[Given request] Once the pictures are set aside, transcribe the remaining data exactly.

[Extracted data]

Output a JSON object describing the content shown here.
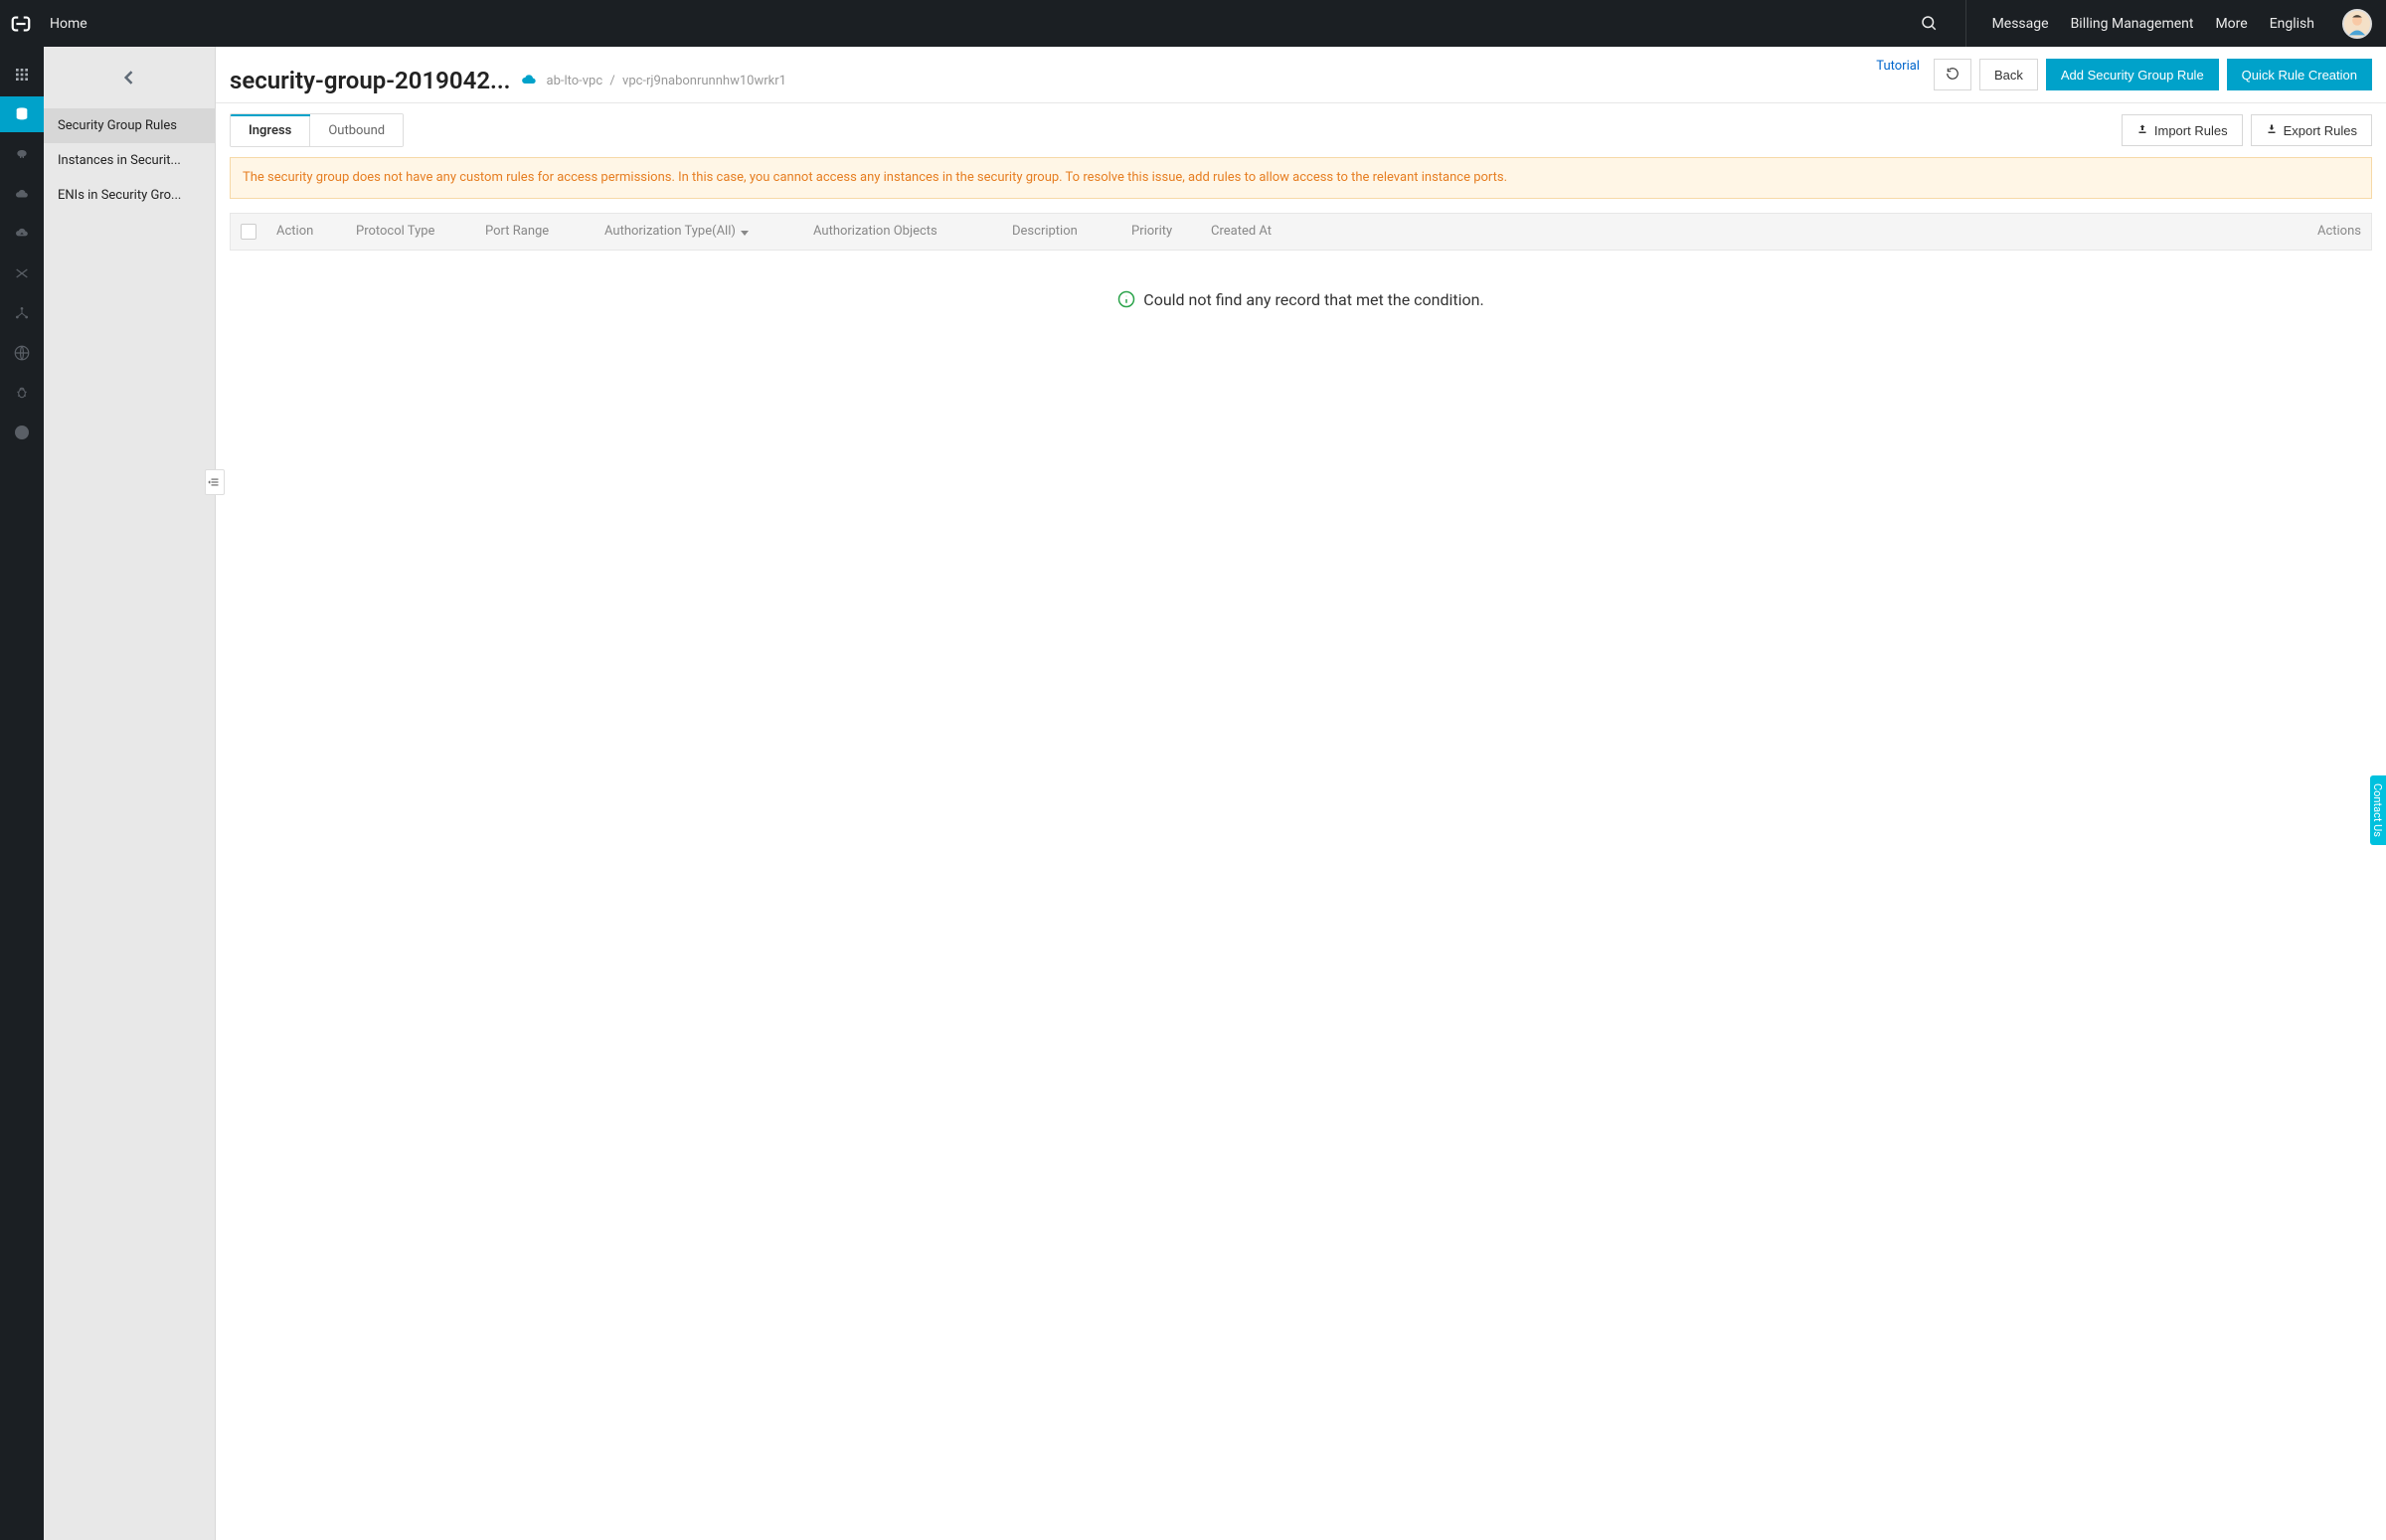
{
  "topbar": {
    "home": "Home",
    "message": "Message",
    "billing": "Billing Management",
    "more": "More",
    "lang": "English"
  },
  "sidepanel": {
    "items": [
      "Security Group Rules",
      "Instances in Securit...",
      "ENIs in Security Gro..."
    ]
  },
  "header": {
    "title": "security-group-2019042...",
    "vpc_name": "ab-lto-vpc",
    "vpc_id": "vpc-rj9nabonrunnhw10wrkr1",
    "tutorial": "Tutorial",
    "back": "Back",
    "add_rule": "Add Security Group Rule",
    "quick_rule": "Quick Rule Creation"
  },
  "tabs": {
    "ingress": "Ingress",
    "outbound": "Outbound"
  },
  "toolbar": {
    "import": "Import Rules",
    "export": "Export Rules"
  },
  "alert": {
    "text": "The security group does not have any custom rules for access permissions. In this case, you cannot access any instances in the security group. To resolve this issue, add rules to allow access to the relevant instance ports."
  },
  "columns": {
    "action": "Action",
    "protocol": "Protocol Type",
    "port": "Port Range",
    "auth_type": "Authorization Type(All)",
    "auth_obj": "Authorization Objects",
    "desc": "Description",
    "priority": "Priority",
    "created": "Created At",
    "actions": "Actions"
  },
  "empty": {
    "text": "Could not find any record that met the condition."
  },
  "contact": {
    "label": "Contact Us"
  }
}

[Reply to the exercise]
Output a JSON object describing the content shown here.
{
  "topbar": {
    "home": "Home",
    "message": "Message",
    "billing": "Billing Management",
    "more": "More",
    "lang": "English"
  },
  "sidepanel": {
    "items": [
      "Security Group Rules",
      "Instances in Securit...",
      "ENIs in Security Gro..."
    ]
  },
  "header": {
    "title": "security-group-2019042...",
    "vpc_name": "ab-lto-vpc",
    "vpc_id": "vpc-rj9nabonrunnhw10wrkr1",
    "tutorial": "Tutorial",
    "back": "Back",
    "add_rule": "Add Security Group Rule",
    "quick_rule": "Quick Rule Creation"
  },
  "tabs": {
    "ingress": "Ingress",
    "outbound": "Outbound"
  },
  "toolbar": {
    "import": "Import Rules",
    "export": "Export Rules"
  },
  "alert": {
    "text": "The security group does not have any custom rules for access permissions. In this case, you cannot access any instances in the security group. To resolve this issue, add rules to allow access to the relevant instance ports."
  },
  "columns": {
    "action": "Action",
    "protocol": "Protocol Type",
    "port": "Port Range",
    "auth_type": "Authorization Type(All)",
    "auth_obj": "Authorization Objects",
    "desc": "Description",
    "priority": "Priority",
    "created": "Created At",
    "actions": "Actions"
  },
  "empty": {
    "text": "Could not find any record that met the condition."
  },
  "contact": {
    "label": "Contact Us"
  }
}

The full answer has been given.